== Your goal ==
Every line that contains "Precipitation" counts once; give the total number of such lines, with no other words.

═════ Source data ═════

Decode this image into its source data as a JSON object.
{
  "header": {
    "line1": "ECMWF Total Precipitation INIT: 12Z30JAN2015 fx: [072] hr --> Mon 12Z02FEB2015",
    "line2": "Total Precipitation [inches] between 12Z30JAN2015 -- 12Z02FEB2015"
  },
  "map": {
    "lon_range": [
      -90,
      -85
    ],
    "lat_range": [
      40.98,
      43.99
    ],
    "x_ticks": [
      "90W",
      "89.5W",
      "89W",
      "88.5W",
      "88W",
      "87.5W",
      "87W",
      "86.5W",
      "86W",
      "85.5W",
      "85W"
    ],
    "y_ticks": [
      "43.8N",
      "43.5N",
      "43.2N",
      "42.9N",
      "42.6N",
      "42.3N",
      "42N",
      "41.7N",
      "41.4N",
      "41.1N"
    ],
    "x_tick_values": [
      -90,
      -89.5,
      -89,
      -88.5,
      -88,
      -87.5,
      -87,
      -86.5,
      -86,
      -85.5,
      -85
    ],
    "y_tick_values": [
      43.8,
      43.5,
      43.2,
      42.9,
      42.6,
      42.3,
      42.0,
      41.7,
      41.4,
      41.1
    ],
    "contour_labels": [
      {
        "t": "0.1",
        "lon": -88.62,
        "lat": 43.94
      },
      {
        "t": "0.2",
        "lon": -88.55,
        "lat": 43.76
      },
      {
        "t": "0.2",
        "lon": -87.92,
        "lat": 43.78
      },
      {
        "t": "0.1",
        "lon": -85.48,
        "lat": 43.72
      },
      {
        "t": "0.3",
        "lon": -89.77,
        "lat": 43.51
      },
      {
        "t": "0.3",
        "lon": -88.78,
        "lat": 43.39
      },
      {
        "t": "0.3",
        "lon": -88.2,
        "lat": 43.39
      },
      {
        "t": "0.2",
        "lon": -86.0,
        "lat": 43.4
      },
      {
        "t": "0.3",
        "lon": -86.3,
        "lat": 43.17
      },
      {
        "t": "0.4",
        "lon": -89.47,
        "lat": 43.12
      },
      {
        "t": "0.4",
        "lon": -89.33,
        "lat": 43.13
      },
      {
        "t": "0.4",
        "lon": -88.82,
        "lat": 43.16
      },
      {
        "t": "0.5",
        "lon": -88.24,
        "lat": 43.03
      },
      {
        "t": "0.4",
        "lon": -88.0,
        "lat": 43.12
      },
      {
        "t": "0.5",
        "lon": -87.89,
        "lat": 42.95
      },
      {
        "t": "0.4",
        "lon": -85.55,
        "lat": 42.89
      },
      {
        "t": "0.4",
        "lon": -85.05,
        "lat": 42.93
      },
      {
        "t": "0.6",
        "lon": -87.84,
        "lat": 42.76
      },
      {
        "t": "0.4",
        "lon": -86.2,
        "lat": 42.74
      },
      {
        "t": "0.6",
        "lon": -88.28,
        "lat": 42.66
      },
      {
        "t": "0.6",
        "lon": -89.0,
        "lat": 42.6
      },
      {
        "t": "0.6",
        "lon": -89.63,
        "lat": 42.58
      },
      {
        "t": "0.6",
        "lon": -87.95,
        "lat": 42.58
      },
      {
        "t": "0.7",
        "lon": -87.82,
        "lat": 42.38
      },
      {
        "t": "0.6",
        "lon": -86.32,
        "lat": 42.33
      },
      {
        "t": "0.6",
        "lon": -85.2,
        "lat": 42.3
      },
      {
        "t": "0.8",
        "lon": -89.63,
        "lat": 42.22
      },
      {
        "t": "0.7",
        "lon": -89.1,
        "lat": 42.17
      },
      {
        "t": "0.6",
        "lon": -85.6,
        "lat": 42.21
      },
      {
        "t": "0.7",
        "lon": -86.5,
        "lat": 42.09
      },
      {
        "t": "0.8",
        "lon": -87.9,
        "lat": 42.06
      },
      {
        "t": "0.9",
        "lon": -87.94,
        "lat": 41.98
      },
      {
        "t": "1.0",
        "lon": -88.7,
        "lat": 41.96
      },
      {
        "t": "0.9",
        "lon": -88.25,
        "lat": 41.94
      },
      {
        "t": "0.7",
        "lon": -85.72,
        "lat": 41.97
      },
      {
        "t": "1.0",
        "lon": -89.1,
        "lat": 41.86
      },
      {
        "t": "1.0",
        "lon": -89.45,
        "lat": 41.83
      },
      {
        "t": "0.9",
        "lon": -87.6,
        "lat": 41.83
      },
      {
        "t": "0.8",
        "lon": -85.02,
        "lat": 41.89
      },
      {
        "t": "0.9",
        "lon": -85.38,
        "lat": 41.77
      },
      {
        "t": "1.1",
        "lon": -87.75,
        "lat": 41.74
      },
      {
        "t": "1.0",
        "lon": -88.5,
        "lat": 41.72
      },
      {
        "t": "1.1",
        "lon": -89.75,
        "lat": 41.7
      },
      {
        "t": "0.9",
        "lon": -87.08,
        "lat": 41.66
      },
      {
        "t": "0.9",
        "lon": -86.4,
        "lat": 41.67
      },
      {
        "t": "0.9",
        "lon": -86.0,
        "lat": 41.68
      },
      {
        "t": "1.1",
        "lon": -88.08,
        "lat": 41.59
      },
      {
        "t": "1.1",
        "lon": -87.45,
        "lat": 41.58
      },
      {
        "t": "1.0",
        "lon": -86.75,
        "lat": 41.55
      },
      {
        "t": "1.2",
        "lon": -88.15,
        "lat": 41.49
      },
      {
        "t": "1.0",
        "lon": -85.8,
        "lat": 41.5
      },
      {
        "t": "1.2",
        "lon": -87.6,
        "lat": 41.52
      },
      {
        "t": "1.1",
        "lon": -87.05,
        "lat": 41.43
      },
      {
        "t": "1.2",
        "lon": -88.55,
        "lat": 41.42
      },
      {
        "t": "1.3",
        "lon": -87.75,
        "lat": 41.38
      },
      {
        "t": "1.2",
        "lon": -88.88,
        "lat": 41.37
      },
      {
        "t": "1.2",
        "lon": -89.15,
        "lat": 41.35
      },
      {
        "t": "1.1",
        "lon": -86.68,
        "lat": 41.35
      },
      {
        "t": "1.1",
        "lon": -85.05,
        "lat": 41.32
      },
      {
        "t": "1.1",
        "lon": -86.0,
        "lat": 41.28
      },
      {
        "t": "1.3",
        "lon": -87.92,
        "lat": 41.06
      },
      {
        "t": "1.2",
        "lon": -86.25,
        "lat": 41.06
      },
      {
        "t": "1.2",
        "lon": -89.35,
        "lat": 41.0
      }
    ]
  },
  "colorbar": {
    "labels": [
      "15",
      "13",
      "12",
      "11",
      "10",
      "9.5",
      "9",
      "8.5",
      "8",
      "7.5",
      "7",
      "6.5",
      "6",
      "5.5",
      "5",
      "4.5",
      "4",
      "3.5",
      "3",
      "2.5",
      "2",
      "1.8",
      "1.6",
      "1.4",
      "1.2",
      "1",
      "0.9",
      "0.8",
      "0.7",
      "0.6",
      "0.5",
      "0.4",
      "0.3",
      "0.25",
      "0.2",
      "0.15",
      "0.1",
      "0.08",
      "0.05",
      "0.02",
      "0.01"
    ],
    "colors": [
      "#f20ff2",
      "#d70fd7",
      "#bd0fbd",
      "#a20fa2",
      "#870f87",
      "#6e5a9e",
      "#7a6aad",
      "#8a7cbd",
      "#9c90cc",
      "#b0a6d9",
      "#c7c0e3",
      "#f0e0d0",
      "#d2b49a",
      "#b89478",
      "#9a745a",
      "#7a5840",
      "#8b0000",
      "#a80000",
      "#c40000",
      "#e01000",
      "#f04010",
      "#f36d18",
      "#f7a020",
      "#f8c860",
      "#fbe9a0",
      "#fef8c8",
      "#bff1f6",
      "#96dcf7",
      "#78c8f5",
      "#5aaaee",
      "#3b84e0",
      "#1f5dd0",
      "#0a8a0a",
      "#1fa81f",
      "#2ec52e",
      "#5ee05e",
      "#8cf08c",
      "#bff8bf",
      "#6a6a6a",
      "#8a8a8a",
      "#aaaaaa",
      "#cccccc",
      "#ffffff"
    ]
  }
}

═════

== Answer to the task ==
2